**Task:**
Present the following entries again, word for word and in full.

**Material:**
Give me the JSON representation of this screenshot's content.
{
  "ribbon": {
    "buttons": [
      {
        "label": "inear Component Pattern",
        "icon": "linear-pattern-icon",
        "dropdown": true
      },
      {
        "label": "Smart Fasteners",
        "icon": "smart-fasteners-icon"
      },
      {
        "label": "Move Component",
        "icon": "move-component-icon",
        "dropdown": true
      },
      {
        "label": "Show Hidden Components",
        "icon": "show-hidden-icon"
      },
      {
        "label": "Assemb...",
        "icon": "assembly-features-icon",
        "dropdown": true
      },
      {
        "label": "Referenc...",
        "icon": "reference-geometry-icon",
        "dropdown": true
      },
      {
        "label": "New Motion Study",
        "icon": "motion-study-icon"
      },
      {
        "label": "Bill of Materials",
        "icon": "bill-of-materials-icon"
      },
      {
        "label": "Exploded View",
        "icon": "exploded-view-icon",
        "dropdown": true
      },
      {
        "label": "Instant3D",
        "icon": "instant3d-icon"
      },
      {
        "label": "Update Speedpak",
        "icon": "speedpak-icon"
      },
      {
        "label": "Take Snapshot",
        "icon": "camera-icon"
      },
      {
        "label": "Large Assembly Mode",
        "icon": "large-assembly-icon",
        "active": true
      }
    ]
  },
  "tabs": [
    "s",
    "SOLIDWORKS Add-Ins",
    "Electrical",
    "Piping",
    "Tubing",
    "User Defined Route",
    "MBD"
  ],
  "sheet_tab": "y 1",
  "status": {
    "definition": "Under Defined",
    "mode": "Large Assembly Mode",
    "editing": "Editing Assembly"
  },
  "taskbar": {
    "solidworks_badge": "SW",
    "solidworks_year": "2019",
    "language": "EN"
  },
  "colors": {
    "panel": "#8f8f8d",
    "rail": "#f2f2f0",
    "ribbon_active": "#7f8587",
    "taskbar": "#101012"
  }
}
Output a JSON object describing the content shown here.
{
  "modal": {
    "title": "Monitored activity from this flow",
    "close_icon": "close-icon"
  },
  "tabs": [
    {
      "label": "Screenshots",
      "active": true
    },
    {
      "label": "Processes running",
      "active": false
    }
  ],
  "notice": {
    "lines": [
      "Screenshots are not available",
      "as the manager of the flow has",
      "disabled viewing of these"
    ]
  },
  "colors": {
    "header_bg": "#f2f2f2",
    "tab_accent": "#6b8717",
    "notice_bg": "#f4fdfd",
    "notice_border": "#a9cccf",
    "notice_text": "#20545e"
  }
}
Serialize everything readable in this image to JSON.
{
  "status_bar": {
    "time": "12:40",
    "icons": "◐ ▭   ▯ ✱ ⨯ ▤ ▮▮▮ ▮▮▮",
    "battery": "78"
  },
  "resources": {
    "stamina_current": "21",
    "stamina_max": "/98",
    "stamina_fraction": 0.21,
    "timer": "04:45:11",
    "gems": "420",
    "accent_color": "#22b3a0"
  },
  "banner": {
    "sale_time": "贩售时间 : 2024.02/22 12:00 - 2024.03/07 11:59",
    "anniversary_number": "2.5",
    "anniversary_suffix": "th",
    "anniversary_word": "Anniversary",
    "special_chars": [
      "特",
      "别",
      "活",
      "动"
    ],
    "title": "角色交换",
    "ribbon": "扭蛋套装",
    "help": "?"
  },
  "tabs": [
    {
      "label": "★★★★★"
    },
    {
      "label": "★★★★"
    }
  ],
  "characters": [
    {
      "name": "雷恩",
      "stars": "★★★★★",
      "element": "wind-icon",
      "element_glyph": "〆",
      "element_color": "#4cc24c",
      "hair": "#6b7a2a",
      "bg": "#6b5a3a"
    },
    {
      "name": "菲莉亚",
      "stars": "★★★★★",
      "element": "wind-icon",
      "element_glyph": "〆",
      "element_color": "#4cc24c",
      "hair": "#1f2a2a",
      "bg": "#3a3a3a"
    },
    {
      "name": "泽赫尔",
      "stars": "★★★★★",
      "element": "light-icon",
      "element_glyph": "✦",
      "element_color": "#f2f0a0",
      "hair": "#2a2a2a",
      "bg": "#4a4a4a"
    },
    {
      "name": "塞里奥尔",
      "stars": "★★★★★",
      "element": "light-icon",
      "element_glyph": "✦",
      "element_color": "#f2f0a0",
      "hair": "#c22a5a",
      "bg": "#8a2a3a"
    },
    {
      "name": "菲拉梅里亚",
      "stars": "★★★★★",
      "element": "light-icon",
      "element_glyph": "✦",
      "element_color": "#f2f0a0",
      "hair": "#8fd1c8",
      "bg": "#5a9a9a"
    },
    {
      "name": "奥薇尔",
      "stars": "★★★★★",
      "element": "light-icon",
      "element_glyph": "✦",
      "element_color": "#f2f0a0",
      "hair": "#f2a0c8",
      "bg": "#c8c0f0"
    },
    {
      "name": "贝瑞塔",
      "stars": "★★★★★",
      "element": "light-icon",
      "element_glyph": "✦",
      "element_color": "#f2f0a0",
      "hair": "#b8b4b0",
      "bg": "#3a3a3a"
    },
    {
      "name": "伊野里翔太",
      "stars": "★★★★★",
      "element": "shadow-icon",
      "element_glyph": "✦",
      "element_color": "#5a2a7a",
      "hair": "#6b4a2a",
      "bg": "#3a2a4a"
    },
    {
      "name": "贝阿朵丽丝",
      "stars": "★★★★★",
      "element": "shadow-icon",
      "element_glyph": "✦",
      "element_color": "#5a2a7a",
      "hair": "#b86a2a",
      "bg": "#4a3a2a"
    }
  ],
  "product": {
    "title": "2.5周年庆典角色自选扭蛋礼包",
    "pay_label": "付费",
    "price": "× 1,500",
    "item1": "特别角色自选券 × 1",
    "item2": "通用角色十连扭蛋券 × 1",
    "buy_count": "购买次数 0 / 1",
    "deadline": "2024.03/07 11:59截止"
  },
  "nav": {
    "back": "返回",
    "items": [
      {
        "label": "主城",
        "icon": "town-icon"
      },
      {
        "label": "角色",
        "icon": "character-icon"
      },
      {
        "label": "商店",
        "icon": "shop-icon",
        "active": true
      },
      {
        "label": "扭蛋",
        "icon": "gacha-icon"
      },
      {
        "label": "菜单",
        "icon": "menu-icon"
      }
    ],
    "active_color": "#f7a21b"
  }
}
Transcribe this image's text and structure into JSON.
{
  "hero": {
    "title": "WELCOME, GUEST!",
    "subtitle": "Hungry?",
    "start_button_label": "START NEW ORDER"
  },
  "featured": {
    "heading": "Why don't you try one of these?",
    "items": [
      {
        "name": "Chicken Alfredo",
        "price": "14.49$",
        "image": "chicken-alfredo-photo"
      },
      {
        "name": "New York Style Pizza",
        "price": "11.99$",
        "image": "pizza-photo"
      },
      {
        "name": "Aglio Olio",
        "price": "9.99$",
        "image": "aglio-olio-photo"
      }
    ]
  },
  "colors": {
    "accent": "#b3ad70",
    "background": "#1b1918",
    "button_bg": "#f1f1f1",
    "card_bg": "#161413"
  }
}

**Full output:**
Give me the JSON representation of this screenshot's content.
{
  "ribbon": {
    "buttons": [
      {
        "label": "inear Component Pattern",
        "icon": "linear-pattern-icon",
        "dropdown": true
      },
      {
        "label": "Smart Fasteners",
        "icon": "smart-fasteners-icon"
      },
      {
        "label": "Move Component",
        "icon": "move-component-icon",
        "dropdown": true
      },
      {
        "label": "Show Hidden Components",
        "icon": "show-hidden-icon"
      },
      {
        "label": "Assemb...",
        "icon": "assembly-features-icon",
        "dropdown": true
      },
      {
        "label": "Referenc...",
        "icon": "reference-geometry-icon",
        "dropdown": true
      },
      {
        "label": "New Motion Study",
        "icon": "motion-study-icon"
      },
      {
        "label": "Bill of Materials",
        "icon": "bill-of-materials-icon"
      },
      {
        "label": "Exploded View",
        "icon": "exploded-view-icon",
        "dropdown": true
      },
      {
        "label": "Instant3D",
        "icon": "instant3d-icon"
      },
      {
        "label": "Update Speedpak",
        "icon": "speedpak-icon"
      },
      {
        "label": "Take Snapshot",
        "icon": "camera-icon"
      },
      {
        "label": "Large Assembly Mode",
        "icon": "large-assembly-icon",
        "active": true
      }
    ]
  },
  "tabs": [
    "s",
    "SOLIDWORKS Add-Ins",
    "Electrical",
    "Piping",
    "Tubing",
    "User Defined Route",
    "MBD"
  ],
  "sheet_tab": "y 1",
  "status": {
    "definition": "Under Defined",
    "mode": "Large Assembly Mode",
    "editing": "Editing Assembly"
  },
  "taskbar": {
    "solidworks_badge": "SW",
    "solidworks_year": "2019",
    "language": "EN"
  },
  "colors": {
    "panel": "#8f8f8d",
    "rail": "#f2f2f0",
    "ribbon_active": "#7f8587",
    "taskbar": "#101012"
  }
}
Output a JSON object describing the content shown here.
{
  "modal": {
    "title": "Monitored activity from this flow",
    "close_icon": "close-icon"
  },
  "tabs": [
    {
      "label": "Screenshots",
      "active": true
    },
    {
      "label": "Processes running",
      "active": false
    }
  ],
  "notice": {
    "lines": [
      "Screenshots are not available",
      "as the manager of the flow has",
      "disabled viewing of these"
    ]
  },
  "colors": {
    "header_bg": "#f2f2f2",
    "tab_accent": "#6b8717",
    "notice_bg": "#f4fdfd",
    "notice_border": "#a9cccf",
    "notice_text": "#20545e"
  }
}
Serialize everything readable in this image to JSON.
{
  "status_bar": {
    "time": "12:40",
    "icons": "◐ ▭   ▯ ✱ ⨯ ▤ ▮▮▮ ▮▮▮",
    "battery": "78"
  },
  "resources": {
    "stamina_current": "21",
    "stamina_max": "/98",
    "stamina_fraction": 0.21,
    "timer": "04:45:11",
    "gems": "420",
    "accent_color": "#22b3a0"
  },
  "banner": {
    "sale_time": "贩售时间 : 2024.02/22 12:00 - 2024.03/07 11:59",
    "anniversary_number": "2.5",
    "anniversary_suffix": "th",
    "anniversary_word": "Anniversary",
    "special_chars": [
      "特",
      "别",
      "活",
      "动"
    ],
    "title": "角色交换",
    "ribbon": "扭蛋套装",
    "help": "?"
  },
  "tabs": [
    {
      "label": "★★★★★"
    },
    {
      "label": "★★★★"
    }
  ],
  "characters": [
    {
      "name": "雷恩",
      "stars": "★★★★★",
      "element": "wind-icon",
      "element_glyph": "〆",
      "element_color": "#4cc24c",
      "hair": "#6b7a2a",
      "bg": "#6b5a3a"
    },
    {
      "name": "菲莉亚",
      "stars": "★★★★★",
      "element": "wind-icon",
      "element_glyph": "〆",
      "element_color": "#4cc24c",
      "hair": "#1f2a2a",
      "bg": "#3a3a3a"
    },
    {
      "name": "泽赫尔",
      "stars": "★★★★★",
      "element": "light-icon",
      "element_glyph": "✦",
      "element_color": "#f2f0a0",
      "hair": "#2a2a2a",
      "bg": "#4a4a4a"
    },
    {
      "name": "塞里奥尔",
      "stars": "★★★★★",
      "element": "light-icon",
      "element_glyph": "✦",
      "element_color": "#f2f0a0",
      "hair": "#c22a5a",
      "bg": "#8a2a3a"
    },
    {
      "name": "菲拉梅里亚",
      "stars": "★★★★★",
      "element": "light-icon",
      "element_glyph": "✦",
      "element_color": "#f2f0a0",
      "hair": "#8fd1c8",
      "bg": "#5a9a9a"
    },
    {
      "name": "奥薇尔",
      "stars": "★★★★★",
      "element": "light-icon",
      "element_glyph": "✦",
      "element_color": "#f2f0a0",
      "hair": "#f2a0c8",
      "bg": "#c8c0f0"
    },
    {
      "name": "贝瑞塔",
      "stars": "★★★★★",
      "element": "light-icon",
      "element_glyph": "✦",
      "element_color": "#f2f0a0",
      "hair": "#b8b4b0",
      "bg": "#3a3a3a"
    },
    {
      "name": "伊野里翔太",
      "stars": "★★★★★",
      "element": "shadow-icon",
      "element_glyph": "✦",
      "element_color": "#5a2a7a",
      "hair": "#6b4a2a",
      "bg": "#3a2a4a"
    },
    {
      "name": "贝阿朵丽丝",
      "stars": "★★★★★",
      "element": "shadow-icon",
      "element_glyph": "✦",
      "element_color": "#5a2a7a",
      "hair": "#b86a2a",
      "bg": "#4a3a2a"
    }
  ],
  "product": {
    "title": "2.5周年庆典角色自选扭蛋礼包",
    "pay_label": "付费",
    "price": "× 1,500",
    "item1": "特别角色自选券 × 1",
    "item2": "通用角色十连扭蛋券 × 1",
    "buy_count": "购买次数 0 / 1",
    "deadline": "2024.03/07 11:59截止"
  },
  "nav": {
    "back": "返回",
    "items": [
      {
        "label": "主城",
        "icon": "town-icon"
      },
      {
        "label": "角色",
        "icon": "character-icon"
      },
      {
        "label": "商店",
        "icon": "shop-icon",
        "active": true
      },
      {
        "label": "扭蛋",
        "icon": "gacha-icon"
      },
      {
        "label": "菜单",
        "icon": "menu-icon"
      }
    ],
    "active_color": "#f7a21b"
  }
}
Transcribe this image's text and structure into JSON.
{
  "hero": {
    "title": "WELCOME, GUEST!",
    "subtitle": "Hungry?",
    "start_button_label": "START NEW ORDER"
  },
  "featured": {
    "heading": "Why don't you try one of these?",
    "items": [
      {
        "name": "Chicken Alfredo",
        "price": "14.49$",
        "image": "chicken-alfredo-photo"
      },
      {
        "name": "New York Style Pizza",
        "price": "11.99$",
        "image": "pizza-photo"
      },
      {
        "name": "Aglio Olio",
        "price": "9.99$",
        "image": "aglio-olio-photo"
      }
    ]
  },
  "colors": {
    "accent": "#b3ad70",
    "background": "#1b1918",
    "button_bg": "#f1f1f1",
    "card_bg": "#161413"
  }
}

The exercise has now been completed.